Dataset entries:
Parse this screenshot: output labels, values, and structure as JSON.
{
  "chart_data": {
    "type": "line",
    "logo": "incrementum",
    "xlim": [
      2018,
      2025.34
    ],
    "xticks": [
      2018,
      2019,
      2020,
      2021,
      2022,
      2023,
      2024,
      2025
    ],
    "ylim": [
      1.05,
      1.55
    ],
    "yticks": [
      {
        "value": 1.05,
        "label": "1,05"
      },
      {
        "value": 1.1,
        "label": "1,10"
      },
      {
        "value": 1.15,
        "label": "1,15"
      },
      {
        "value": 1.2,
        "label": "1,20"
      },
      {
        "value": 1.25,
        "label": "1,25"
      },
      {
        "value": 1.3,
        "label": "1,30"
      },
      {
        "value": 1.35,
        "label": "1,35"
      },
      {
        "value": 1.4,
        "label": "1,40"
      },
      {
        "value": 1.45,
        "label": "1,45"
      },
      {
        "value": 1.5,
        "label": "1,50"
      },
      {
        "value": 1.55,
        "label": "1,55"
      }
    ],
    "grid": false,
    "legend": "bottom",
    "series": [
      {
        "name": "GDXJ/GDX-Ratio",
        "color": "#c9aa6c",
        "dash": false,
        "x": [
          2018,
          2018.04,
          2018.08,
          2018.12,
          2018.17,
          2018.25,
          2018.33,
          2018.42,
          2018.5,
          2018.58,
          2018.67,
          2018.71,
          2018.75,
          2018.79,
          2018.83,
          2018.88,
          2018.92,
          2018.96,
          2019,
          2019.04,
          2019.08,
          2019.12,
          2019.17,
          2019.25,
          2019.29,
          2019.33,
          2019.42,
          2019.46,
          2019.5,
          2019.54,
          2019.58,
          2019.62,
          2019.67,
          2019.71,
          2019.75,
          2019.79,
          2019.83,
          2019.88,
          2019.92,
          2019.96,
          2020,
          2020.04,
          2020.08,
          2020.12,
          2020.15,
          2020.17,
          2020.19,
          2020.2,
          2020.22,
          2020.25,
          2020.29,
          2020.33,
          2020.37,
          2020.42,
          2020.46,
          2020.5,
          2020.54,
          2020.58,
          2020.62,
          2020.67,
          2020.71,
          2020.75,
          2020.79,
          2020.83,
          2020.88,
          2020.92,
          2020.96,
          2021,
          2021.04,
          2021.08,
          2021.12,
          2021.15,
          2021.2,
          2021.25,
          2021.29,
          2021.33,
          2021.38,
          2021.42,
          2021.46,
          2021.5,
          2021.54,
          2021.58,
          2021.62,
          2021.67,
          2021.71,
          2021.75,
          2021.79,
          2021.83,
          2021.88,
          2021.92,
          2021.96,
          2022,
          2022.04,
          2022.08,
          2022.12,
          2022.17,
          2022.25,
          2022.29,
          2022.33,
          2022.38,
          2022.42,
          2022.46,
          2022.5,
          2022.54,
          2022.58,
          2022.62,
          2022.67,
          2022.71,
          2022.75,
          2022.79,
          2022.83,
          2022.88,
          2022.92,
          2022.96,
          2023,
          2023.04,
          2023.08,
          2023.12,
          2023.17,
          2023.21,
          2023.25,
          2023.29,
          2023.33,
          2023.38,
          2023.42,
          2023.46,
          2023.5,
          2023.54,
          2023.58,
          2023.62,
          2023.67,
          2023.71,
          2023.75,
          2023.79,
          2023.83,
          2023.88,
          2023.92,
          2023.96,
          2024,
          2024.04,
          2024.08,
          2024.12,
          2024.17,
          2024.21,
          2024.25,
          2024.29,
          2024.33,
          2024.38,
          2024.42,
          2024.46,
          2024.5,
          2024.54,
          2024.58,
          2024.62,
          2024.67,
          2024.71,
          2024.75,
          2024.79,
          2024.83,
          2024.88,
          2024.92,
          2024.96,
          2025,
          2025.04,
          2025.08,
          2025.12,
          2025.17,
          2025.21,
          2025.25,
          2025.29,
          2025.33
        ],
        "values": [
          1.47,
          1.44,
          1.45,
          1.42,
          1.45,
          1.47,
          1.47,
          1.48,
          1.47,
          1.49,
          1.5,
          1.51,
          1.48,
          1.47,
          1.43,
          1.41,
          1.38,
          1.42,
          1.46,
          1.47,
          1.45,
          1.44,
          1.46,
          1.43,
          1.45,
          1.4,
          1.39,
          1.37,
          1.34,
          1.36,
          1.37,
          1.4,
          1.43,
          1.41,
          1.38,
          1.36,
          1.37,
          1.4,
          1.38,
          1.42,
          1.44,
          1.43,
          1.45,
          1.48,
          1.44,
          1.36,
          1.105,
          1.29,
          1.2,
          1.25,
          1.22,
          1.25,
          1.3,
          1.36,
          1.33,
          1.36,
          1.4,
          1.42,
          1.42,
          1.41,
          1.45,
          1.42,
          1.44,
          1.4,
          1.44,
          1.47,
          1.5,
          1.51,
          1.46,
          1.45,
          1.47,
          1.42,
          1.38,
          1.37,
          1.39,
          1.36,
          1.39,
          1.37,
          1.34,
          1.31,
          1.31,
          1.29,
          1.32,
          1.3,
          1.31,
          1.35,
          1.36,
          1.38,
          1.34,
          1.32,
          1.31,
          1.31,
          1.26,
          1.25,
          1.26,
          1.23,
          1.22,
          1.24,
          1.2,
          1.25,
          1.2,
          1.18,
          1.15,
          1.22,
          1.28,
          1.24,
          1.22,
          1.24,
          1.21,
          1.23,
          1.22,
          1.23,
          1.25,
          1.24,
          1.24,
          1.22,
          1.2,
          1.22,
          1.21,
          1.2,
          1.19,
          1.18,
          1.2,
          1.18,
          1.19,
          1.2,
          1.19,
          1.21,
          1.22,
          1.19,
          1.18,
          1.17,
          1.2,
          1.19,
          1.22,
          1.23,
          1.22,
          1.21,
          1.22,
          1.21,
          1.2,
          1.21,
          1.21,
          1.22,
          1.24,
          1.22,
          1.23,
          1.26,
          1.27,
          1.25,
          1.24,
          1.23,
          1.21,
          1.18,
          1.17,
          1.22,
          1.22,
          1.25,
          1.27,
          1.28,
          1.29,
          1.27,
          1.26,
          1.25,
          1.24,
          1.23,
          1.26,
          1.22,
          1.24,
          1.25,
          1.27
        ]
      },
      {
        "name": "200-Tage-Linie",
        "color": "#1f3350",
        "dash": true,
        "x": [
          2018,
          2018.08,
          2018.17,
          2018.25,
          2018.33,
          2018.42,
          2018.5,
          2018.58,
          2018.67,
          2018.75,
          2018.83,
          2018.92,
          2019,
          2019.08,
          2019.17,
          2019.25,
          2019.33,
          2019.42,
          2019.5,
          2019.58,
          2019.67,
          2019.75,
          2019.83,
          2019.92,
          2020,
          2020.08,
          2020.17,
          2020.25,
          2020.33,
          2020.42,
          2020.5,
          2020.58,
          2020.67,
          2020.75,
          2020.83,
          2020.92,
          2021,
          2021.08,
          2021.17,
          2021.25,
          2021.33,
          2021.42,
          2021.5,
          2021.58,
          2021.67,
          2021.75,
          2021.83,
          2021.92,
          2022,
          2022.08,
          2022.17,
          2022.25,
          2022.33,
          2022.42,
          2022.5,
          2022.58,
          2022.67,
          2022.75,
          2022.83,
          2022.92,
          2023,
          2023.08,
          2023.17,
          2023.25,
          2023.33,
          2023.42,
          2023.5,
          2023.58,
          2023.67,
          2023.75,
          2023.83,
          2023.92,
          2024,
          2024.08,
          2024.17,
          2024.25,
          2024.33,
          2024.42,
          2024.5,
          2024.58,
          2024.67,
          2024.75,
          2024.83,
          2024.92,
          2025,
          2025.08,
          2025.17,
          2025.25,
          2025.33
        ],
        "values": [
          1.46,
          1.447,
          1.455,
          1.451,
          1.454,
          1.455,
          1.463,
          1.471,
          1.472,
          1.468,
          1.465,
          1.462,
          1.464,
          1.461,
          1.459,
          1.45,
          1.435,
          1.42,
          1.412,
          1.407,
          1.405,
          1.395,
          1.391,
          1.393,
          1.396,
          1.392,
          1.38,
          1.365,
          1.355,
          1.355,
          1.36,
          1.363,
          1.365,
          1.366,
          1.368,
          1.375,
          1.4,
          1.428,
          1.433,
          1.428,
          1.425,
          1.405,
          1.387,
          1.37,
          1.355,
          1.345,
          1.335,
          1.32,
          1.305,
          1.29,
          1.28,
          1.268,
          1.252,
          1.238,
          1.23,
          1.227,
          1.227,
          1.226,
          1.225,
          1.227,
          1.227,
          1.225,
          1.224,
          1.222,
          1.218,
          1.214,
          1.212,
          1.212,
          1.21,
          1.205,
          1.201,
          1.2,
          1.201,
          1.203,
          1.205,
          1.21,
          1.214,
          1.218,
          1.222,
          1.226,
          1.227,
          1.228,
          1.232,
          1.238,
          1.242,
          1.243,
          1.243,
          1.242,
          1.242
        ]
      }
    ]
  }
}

--

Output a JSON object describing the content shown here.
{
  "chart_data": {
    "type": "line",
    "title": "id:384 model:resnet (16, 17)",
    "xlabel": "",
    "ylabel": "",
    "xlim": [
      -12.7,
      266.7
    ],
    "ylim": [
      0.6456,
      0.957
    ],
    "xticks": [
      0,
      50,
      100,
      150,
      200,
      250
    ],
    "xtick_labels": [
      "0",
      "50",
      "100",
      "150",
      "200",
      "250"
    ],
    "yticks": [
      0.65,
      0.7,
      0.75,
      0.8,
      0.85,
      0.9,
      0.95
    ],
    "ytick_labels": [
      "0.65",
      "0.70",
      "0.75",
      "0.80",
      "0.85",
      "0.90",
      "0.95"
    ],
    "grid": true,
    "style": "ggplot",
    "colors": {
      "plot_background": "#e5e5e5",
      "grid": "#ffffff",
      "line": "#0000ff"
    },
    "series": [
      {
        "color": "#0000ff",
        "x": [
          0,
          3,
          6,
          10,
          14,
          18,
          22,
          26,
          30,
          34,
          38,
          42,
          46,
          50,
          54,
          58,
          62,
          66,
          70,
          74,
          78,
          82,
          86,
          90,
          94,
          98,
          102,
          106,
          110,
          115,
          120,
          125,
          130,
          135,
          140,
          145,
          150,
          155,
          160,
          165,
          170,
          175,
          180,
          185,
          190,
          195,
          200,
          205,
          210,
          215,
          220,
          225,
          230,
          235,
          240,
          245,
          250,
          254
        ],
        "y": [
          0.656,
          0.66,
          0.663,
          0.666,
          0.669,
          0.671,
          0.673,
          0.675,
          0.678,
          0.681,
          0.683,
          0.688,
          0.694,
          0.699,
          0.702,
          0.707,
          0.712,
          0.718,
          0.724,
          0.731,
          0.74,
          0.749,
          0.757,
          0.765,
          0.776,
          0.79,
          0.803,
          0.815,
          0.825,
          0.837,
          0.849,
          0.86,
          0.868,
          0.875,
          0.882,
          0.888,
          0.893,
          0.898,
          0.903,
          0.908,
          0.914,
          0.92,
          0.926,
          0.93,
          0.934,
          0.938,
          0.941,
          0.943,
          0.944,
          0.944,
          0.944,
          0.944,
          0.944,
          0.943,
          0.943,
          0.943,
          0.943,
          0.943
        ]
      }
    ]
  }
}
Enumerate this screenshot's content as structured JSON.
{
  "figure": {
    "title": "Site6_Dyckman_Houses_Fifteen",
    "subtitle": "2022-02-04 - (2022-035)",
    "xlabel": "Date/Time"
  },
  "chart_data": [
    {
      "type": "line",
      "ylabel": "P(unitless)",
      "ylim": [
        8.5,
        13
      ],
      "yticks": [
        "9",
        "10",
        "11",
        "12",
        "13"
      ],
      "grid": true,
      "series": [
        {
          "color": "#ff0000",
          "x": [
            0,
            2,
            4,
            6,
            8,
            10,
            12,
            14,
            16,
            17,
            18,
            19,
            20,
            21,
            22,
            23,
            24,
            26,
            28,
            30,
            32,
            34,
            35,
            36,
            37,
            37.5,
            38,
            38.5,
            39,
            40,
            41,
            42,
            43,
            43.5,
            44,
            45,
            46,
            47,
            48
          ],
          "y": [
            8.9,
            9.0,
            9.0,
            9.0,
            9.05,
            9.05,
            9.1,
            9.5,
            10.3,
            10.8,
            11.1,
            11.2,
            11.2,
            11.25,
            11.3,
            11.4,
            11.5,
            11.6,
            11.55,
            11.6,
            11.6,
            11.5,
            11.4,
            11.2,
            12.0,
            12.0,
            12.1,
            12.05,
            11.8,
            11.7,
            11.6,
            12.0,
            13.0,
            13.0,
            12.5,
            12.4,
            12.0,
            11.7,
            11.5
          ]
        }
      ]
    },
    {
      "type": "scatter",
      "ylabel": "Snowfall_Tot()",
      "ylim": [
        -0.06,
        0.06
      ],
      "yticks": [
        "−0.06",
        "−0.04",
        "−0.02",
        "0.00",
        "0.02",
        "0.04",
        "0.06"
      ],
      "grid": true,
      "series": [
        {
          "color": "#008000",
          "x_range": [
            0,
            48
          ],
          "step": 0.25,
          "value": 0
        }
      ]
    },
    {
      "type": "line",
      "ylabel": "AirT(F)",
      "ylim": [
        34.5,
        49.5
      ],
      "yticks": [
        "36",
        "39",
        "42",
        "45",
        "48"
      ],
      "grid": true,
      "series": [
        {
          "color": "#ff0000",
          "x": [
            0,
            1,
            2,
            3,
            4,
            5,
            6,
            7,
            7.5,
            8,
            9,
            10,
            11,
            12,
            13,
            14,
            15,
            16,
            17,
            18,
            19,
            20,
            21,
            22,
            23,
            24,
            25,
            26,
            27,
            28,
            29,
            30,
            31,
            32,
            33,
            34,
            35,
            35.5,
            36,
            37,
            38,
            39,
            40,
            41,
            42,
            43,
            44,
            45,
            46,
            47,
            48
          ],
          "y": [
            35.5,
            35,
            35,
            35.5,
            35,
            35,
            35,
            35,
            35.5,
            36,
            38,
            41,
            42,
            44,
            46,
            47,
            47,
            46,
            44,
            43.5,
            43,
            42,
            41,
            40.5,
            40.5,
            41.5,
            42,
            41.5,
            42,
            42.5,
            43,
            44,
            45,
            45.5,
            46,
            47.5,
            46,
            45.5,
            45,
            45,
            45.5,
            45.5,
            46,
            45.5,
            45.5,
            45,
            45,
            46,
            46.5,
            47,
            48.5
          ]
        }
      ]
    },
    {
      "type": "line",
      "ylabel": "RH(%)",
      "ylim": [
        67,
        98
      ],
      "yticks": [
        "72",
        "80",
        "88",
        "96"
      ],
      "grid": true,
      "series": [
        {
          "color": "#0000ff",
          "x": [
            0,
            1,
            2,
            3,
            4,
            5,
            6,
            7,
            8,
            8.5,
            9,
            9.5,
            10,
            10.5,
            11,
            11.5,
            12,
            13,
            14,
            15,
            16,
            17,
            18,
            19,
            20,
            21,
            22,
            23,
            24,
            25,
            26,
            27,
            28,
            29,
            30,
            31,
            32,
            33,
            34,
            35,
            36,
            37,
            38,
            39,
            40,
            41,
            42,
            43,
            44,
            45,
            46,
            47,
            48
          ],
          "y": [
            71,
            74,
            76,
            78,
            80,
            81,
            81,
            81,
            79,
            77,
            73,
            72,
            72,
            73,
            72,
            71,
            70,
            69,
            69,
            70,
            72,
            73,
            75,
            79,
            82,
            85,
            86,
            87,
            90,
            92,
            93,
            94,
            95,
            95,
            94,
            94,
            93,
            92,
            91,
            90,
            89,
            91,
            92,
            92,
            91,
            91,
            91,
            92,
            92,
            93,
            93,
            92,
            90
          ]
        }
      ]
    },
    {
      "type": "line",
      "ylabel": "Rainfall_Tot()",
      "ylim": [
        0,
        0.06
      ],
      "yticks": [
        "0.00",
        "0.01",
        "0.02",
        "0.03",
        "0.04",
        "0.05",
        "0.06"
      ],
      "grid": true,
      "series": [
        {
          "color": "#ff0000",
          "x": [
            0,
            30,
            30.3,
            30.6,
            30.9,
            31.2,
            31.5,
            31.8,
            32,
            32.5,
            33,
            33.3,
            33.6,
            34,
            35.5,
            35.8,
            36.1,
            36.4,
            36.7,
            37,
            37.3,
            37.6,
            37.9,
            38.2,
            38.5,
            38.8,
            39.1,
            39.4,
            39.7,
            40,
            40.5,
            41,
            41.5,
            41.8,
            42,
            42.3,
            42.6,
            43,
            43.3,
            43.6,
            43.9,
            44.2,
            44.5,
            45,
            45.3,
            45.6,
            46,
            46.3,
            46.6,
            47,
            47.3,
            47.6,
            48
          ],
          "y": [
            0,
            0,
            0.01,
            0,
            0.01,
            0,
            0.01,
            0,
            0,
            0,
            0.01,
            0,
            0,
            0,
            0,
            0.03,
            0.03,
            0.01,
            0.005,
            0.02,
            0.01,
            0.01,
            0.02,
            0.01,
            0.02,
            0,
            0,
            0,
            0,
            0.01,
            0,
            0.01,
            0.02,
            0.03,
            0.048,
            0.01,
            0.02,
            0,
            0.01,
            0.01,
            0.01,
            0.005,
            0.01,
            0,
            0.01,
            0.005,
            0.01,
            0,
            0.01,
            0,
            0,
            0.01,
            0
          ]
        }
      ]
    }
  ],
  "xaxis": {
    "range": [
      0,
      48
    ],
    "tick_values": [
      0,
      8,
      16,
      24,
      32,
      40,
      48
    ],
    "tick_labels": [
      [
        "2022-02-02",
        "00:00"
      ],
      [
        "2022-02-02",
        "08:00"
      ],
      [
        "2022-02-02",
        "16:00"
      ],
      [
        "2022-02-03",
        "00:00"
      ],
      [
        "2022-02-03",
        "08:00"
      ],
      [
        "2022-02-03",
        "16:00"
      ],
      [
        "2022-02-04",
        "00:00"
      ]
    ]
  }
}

* * *

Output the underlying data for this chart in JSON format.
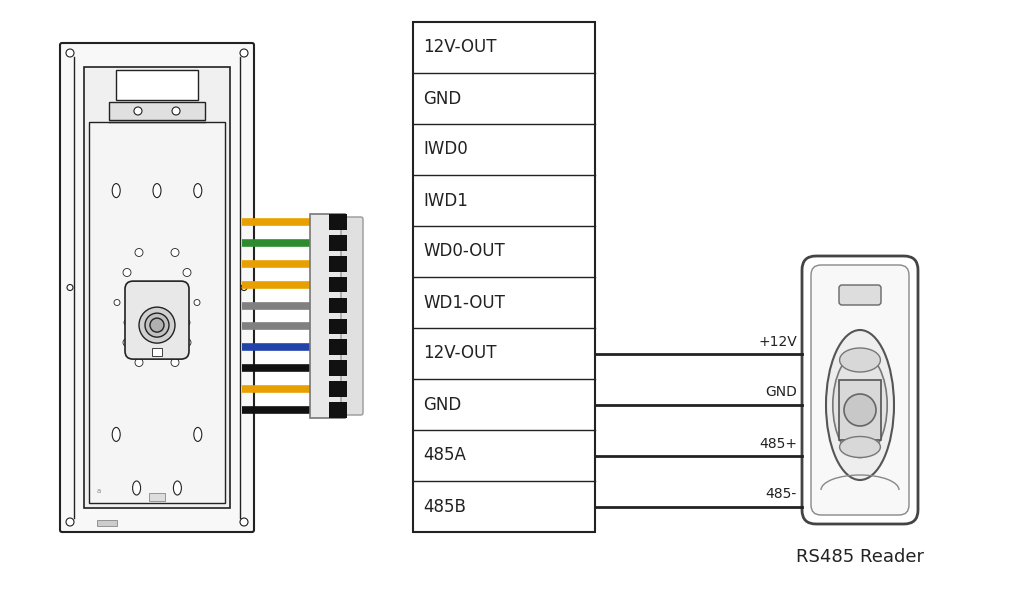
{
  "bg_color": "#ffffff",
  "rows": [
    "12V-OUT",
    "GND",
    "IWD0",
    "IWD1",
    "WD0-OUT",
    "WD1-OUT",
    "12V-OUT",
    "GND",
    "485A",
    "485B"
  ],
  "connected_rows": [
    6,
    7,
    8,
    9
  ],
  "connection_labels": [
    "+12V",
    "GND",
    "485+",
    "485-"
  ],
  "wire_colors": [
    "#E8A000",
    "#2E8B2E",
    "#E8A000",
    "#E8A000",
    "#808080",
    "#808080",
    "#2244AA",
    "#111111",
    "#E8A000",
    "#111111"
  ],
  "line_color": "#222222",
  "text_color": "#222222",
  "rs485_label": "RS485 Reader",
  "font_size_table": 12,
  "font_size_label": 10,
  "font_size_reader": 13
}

Exercise objective: Show, from the material above, each line that includes the string "content".

Answer to this exercise:
Output a JSON object describing the content shown here.
Enumerate this screenshot's content as structured JSON.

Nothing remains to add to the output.